_TASK GOAL_
Give back every line exactly as it appears, pictures excluded.

_EXERCISE MATERIAL_
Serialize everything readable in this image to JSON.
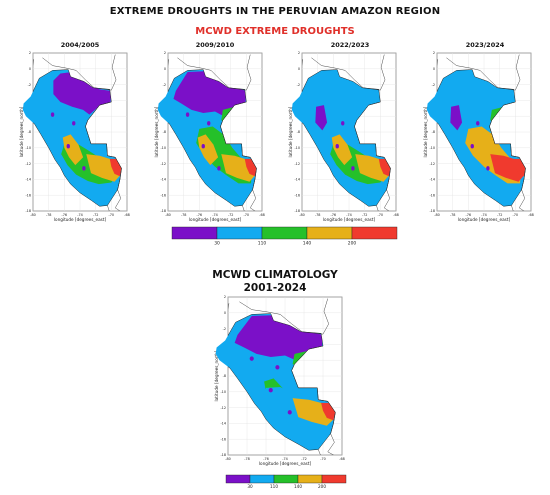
{
  "main_title": "EXTREME DROUGHTS IN THE PERUVIAN AMAZON REGION",
  "subtitle": "MCWD  EXTREME DROUGHTS",
  "climatology_title_line1": "MCWD  CLIMATOLOGY",
  "climatology_title_line2": "2001-2024",
  "axis": {
    "xlabel": "longitude [degrees_east]",
    "ylabel": "latitude [degrees_north]",
    "x_ticks": [
      "-80",
      "-78",
      "-76",
      "-74",
      "-72",
      "-70",
      "-68"
    ],
    "y_ticks": [
      "2",
      "0",
      "-2",
      "-4",
      "-6",
      "-8",
      "-10",
      "-12",
      "-14",
      "-16",
      "-18"
    ],
    "xlim": [
      -80,
      -68
    ],
    "ylim": [
      -18,
      2
    ]
  },
  "panels": [
    {
      "title": "2004/2005"
    },
    {
      "title": "2009/2010"
    },
    {
      "title": "2022/2023"
    },
    {
      "title": "2023/2024"
    }
  ],
  "colorbar": {
    "colors": [
      "#7b10c8",
      "#12aaf0",
      "#25c02a",
      "#e6b019",
      "#f03a2e"
    ],
    "tick_labels": [
      "30",
      "110",
      "140",
      "200"
    ]
  }
}
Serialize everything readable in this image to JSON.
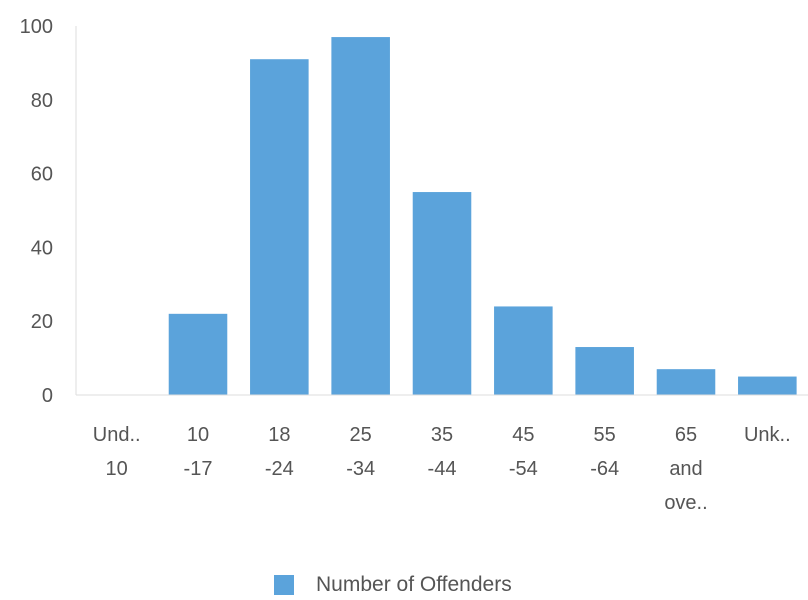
{
  "chart_data": {
    "type": "bar",
    "categories": [
      [
        "Und..",
        "10"
      ],
      [
        "10",
        "-17"
      ],
      [
        "18",
        "-24"
      ],
      [
        "25",
        "-34"
      ],
      [
        "35",
        "-44"
      ],
      [
        "45",
        "-54"
      ],
      [
        "55",
        "-64"
      ],
      [
        "65",
        "and",
        "ove.."
      ],
      [
        "Unk.."
      ]
    ],
    "series": [
      {
        "name": "Number of Offenders",
        "values": [
          0,
          22,
          91,
          97,
          55,
          24,
          13,
          7,
          5
        ]
      }
    ],
    "ylim": [
      0,
      100
    ],
    "yticks": [
      0,
      20,
      40,
      60,
      80,
      100
    ],
    "legend_position": "bottom-center",
    "grid": false
  },
  "colors": {
    "bar": "#5ba3db",
    "axis": "#dddddd"
  },
  "legend": {
    "label": "Number of Offenders"
  }
}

_ANSWER TO THE EXERCISE_
Serialize everything readable in this image to JSON.
{
  "main_title": "EXTREME DROUGHTS IN THE PERUVIAN AMAZON REGION",
  "subtitle": "MCWD  EXTREME DROUGHTS",
  "climatology_title_line1": "MCWD  CLIMATOLOGY",
  "climatology_title_line2": "2001-2024",
  "axis": {
    "xlabel": "longitude [degrees_east]",
    "ylabel": "latitude [degrees_north]",
    "x_ticks": [
      "-80",
      "-78",
      "-76",
      "-74",
      "-72",
      "-70",
      "-68"
    ],
    "y_ticks": [
      "2",
      "0",
      "-2",
      "-4",
      "-6",
      "-8",
      "-10",
      "-12",
      "-14",
      "-16",
      "-18"
    ],
    "xlim": [
      -80,
      -68
    ],
    "ylim": [
      -18,
      2
    ]
  },
  "panels": [
    {
      "title": "2004/2005"
    },
    {
      "title": "2009/2010"
    },
    {
      "title": "2022/2023"
    },
    {
      "title": "2023/2024"
    }
  ],
  "colorbar": {
    "colors": [
      "#7b10c8",
      "#12aaf0",
      "#25c02a",
      "#e6b019",
      "#f03a2e"
    ],
    "tick_labels": [
      "30",
      "110",
      "140",
      "200"
    ]
  }
}
Serialize everything readable in this image to JSON.
{
  "chart_data": {
    "type": "bar",
    "categories": [
      [
        "Und..",
        "10"
      ],
      [
        "10",
        "-17"
      ],
      [
        "18",
        "-24"
      ],
      [
        "25",
        "-34"
      ],
      [
        "35",
        "-44"
      ],
      [
        "45",
        "-54"
      ],
      [
        "55",
        "-64"
      ],
      [
        "65",
        "and",
        "ove.."
      ],
      [
        "Unk.."
      ]
    ],
    "series": [
      {
        "name": "Number of Offenders",
        "values": [
          0,
          22,
          91,
          97,
          55,
          24,
          13,
          7,
          5
        ]
      }
    ],
    "ylim": [
      0,
      100
    ],
    "yticks": [
      0,
      20,
      40,
      60,
      80,
      100
    ],
    "legend_position": "bottom-center",
    "grid": false
  },
  "colors": {
    "bar": "#5ba3db",
    "axis": "#dddddd"
  },
  "legend": {
    "label": "Number of Offenders"
  }
}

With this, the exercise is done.